-- Start --
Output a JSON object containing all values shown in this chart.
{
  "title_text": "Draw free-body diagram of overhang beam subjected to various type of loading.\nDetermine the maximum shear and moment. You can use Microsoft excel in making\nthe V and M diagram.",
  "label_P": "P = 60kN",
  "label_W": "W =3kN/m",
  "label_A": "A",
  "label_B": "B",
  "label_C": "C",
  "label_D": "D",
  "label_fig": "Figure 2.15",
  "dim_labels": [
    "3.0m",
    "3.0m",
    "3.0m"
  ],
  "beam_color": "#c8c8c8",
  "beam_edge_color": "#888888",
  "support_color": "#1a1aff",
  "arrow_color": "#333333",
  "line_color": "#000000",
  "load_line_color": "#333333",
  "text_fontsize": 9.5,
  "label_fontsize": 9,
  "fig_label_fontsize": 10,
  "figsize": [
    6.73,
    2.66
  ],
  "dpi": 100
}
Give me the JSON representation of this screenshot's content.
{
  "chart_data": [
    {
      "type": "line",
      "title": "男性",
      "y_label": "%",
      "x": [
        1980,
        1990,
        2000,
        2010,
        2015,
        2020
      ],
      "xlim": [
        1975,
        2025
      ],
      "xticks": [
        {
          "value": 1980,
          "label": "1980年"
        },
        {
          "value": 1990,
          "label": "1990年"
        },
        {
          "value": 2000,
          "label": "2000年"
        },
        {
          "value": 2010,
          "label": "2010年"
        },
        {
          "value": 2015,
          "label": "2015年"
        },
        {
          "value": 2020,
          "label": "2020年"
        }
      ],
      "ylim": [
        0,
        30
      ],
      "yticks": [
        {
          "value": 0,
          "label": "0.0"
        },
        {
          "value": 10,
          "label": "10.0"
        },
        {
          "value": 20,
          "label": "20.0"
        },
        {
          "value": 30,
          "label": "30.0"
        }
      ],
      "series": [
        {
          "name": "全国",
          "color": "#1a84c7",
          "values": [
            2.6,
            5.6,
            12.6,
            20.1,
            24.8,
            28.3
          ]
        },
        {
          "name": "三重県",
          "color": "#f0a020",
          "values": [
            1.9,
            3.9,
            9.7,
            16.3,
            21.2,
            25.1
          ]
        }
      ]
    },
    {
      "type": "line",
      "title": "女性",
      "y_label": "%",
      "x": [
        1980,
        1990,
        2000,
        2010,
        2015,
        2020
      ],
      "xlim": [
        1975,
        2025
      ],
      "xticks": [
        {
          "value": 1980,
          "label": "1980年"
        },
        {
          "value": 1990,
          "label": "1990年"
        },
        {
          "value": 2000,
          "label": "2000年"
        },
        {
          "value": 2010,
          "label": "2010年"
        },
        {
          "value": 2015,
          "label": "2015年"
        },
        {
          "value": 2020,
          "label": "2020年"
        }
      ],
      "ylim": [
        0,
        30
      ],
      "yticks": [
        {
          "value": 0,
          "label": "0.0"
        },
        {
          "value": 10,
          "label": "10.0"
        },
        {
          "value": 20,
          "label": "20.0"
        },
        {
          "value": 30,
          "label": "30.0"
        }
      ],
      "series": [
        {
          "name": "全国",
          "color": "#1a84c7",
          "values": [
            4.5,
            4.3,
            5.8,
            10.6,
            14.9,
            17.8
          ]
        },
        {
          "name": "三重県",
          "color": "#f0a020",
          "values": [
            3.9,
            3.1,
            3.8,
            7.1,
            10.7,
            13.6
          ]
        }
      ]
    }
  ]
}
-- End --
#### [WHAT THE TASK ASKS]
Copy the lines from the entries above in which the word "JSON" appears.

#### [EXPECTED ANSWER]
Output a JSON object containing all values shown in this chart.
Give me the JSON representation of this screenshot's content.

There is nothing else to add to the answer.